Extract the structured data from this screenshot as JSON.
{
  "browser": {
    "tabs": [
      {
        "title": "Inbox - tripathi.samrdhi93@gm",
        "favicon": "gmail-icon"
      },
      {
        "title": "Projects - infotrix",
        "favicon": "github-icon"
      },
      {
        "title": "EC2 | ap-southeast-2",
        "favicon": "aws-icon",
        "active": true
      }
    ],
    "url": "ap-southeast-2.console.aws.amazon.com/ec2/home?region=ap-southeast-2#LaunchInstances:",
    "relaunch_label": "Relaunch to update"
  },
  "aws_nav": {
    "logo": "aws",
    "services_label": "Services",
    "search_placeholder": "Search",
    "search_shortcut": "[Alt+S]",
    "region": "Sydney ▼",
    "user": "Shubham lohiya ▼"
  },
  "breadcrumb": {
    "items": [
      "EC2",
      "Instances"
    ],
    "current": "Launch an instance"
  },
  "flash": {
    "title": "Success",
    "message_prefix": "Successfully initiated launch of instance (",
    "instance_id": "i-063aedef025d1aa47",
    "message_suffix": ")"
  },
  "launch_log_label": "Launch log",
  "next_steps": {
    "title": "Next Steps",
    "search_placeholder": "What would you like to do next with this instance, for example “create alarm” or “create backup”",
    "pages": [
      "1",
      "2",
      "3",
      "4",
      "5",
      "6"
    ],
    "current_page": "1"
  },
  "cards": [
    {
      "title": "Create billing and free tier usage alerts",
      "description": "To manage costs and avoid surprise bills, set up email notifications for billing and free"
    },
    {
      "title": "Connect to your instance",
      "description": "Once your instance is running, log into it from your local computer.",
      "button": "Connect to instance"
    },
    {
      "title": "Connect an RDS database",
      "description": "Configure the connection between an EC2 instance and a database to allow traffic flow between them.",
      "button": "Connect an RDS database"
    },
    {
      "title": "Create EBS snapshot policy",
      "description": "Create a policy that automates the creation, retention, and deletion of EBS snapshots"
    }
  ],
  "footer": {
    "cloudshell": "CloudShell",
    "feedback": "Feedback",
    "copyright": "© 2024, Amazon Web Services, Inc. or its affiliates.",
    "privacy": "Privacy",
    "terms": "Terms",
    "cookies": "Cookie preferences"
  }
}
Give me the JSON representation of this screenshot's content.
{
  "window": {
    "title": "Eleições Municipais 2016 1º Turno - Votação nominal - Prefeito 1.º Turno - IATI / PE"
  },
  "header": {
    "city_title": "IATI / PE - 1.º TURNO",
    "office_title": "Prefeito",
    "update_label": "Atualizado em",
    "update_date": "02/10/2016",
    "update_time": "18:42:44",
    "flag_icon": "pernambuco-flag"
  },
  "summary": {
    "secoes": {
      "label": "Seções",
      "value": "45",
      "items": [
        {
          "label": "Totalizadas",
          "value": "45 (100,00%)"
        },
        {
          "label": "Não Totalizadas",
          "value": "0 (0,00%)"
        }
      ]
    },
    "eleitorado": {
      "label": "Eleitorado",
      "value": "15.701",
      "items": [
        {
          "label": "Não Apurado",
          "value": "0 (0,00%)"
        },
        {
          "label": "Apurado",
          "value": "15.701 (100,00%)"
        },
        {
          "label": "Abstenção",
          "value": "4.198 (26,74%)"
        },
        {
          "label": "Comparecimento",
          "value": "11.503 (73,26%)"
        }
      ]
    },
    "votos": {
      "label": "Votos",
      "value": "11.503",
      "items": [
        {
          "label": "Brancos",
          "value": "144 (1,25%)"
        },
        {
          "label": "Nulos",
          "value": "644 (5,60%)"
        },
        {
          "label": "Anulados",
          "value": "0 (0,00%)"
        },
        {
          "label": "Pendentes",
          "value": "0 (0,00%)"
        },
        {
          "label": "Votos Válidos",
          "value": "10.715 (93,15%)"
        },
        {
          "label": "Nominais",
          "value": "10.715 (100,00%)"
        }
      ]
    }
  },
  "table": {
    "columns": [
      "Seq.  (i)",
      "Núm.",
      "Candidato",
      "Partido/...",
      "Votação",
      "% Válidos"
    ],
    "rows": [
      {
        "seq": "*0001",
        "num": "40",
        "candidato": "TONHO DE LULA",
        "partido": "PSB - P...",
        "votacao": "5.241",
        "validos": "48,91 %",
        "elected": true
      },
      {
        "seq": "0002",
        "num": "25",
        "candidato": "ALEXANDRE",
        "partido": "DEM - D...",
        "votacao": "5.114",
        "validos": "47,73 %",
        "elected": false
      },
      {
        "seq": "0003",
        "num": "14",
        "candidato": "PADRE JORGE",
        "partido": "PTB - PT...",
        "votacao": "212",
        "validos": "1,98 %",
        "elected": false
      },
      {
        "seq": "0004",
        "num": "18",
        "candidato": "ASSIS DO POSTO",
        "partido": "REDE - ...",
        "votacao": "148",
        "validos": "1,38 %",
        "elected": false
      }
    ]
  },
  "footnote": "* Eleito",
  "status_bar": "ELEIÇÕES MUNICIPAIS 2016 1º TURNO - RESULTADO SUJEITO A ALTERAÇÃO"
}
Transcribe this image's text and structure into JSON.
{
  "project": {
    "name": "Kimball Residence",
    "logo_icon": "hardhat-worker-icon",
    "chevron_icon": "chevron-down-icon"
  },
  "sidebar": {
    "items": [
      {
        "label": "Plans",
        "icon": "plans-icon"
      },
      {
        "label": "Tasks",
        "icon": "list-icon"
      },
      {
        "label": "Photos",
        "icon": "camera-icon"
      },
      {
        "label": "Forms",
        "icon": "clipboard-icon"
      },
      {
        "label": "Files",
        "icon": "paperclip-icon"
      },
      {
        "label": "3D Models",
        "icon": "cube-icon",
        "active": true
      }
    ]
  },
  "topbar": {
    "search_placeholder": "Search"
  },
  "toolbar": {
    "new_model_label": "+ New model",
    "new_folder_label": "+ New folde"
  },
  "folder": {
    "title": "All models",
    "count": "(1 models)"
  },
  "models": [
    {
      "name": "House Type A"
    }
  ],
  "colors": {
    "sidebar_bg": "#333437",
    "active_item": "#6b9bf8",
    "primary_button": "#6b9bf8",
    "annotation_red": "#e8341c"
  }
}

## The exercise
Starting with the line that contains "Transcribe this image's", print each line through the last one in the listing. Include both end lines and add nothing.

## Solved problem
Transcribe this image's text and structure into JSON.
{
  "project": {
    "name": "Kimball Residence",
    "logo_icon": "hardhat-worker-icon",
    "chevron_icon": "chevron-down-icon"
  },
  "sidebar": {
    "items": [
      {
        "label": "Plans",
        "icon": "plans-icon"
      },
      {
        "label": "Tasks",
        "icon": "list-icon"
      },
      {
        "label": "Photos",
        "icon": "camera-icon"
      },
      {
        "label": "Forms",
        "icon": "clipboard-icon"
      },
      {
        "label": "Files",
        "icon": "paperclip-icon"
      },
      {
        "label": "3D Models",
        "icon": "cube-icon",
        "active": true
      }
    ]
  },
  "topbar": {
    "search_placeholder": "Search"
  },
  "toolbar": {
    "new_model_label": "+ New model",
    "new_folder_label": "+ New folde"
  },
  "folder": {
    "title": "All models",
    "count": "(1 models)"
  },
  "models": [
    {
      "name": "House Type A"
    }
  ],
  "colors": {
    "sidebar_bg": "#333437",
    "active_item": "#6b9bf8",
    "primary_button": "#6b9bf8",
    "annotation_red": "#e8341c"
  }
}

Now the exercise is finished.